(Data extracted from a collection)
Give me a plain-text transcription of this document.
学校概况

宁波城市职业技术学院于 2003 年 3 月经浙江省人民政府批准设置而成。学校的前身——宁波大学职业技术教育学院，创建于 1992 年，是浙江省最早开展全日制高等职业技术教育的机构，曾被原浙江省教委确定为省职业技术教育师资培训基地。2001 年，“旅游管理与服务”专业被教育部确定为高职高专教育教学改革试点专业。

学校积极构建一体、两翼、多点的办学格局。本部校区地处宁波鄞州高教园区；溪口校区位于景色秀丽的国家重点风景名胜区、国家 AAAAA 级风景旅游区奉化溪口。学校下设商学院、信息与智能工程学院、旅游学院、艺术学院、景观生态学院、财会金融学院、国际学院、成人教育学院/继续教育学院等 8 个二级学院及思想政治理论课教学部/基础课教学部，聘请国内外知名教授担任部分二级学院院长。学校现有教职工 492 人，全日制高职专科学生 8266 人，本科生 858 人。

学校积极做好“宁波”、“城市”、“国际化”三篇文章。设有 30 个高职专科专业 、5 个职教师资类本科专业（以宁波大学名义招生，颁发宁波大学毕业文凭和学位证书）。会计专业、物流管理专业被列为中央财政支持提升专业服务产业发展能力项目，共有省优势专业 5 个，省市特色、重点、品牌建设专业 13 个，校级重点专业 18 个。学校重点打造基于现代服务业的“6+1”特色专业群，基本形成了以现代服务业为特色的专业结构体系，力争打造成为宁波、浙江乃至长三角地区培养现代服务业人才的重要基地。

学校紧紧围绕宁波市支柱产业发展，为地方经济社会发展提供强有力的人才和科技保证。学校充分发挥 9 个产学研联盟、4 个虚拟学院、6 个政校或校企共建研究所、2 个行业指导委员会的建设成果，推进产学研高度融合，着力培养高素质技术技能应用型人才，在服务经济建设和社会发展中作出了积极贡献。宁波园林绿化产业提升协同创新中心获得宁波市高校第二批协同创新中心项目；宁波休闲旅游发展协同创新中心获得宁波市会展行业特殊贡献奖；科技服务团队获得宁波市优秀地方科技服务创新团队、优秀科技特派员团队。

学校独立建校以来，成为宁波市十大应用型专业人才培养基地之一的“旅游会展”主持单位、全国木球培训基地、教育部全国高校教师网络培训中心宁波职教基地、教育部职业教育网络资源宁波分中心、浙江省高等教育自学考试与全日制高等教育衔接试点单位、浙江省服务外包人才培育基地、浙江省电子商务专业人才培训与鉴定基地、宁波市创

◆ **CHALLENGE**:
Please output every record, keeping each line exact.

◆ **FINAL RESULT**:
Give me a plain-text transcription of this document.
学校概况

宁波城市职业技术学院于 2003 年 3 月经浙江省人民政府批准设置而成。学校的前身——宁波大学职业技术教育学院，创建于 1992 年，是浙江省最早开展全日制高等职业技术教育的机构，曾被原浙江省教委确定为省职业技术教育师资培训基地。2001 年，“旅游管理与服务”专业被教育部确定为高职高专教育教学改革试点专业。

学校积极构建一体、两翼、多点的办学格局。本部校区地处宁波鄞州高教园区；溪口校区位于景色秀丽的国家重点风景名胜区、国家 AAAAA 级风景旅游区奉化溪口。学校下设商学院、信息与智能工程学院、旅游学院、艺术学院、景观生态学院、财会金融学院、国际学院、成人教育学院/继续教育学院等 8 个二级学院及思想政治理论课教学部/基础课教学部，聘请国内外知名教授担任部分二级学院院长。学校现有教职工 492 人，全日制高职专科学生 8266 人，本科生 858 人。

学校积极做好“宁波”、“城市”、“国际化”三篇文章。设有 30 个高职专科专业 、5 个职教师资类本科专业（以宁波大学名义招生，颁发宁波大学毕业文凭和学位证书）。会计专业、物流管理专业被列为中央财政支持提升专业服务产业发展能力项目，共有省优势专业 5 个，省市特色、重点、品牌建设专业 13 个，校级重点专业 18 个。学校重点打造基于现代服务业的“6+1”特色专业群，基本形成了以现代服务业为特色的专业结构体系，力争打造成为宁波、浙江乃至长三角地区培养现代服务业人才的重要基地。

学校紧紧围绕宁波市支柱产业发展，为地方经济社会发展提供强有力的人才和科技保证。学校充分发挥 9 个产学研联盟、4 个虚拟学院、6 个政校或校企共建研究所、2 个行业指导委员会的建设成果，推进产学研高度融合，着力培养高素质技术技能应用型人才，在服务经济建设和社会发展中作出了积极贡献。宁波园林绿化产业提升协同创新中心获得宁波市高校第二批协同创新中心项目；宁波休闲旅游发展协同创新中心获得宁波市会展行业特殊贡献奖；科技服务团队获得宁波市优秀地方科技服务创新团队、优秀科技特派员团队。

学校独立建校以来，成为宁波市十大应用型专业人才培养基地之一的“旅游会展”主持单位、全国木球培训基地、教育部全国高校教师网络培训中心宁波职教基地、教育部职业教育网络资源宁波分中心、浙江省高等教育自学考试与全日制高等教育衔接试点单位、浙江省服务外包人才培育基地、浙江省电子商务专业人才培训与鉴定基地、宁波市创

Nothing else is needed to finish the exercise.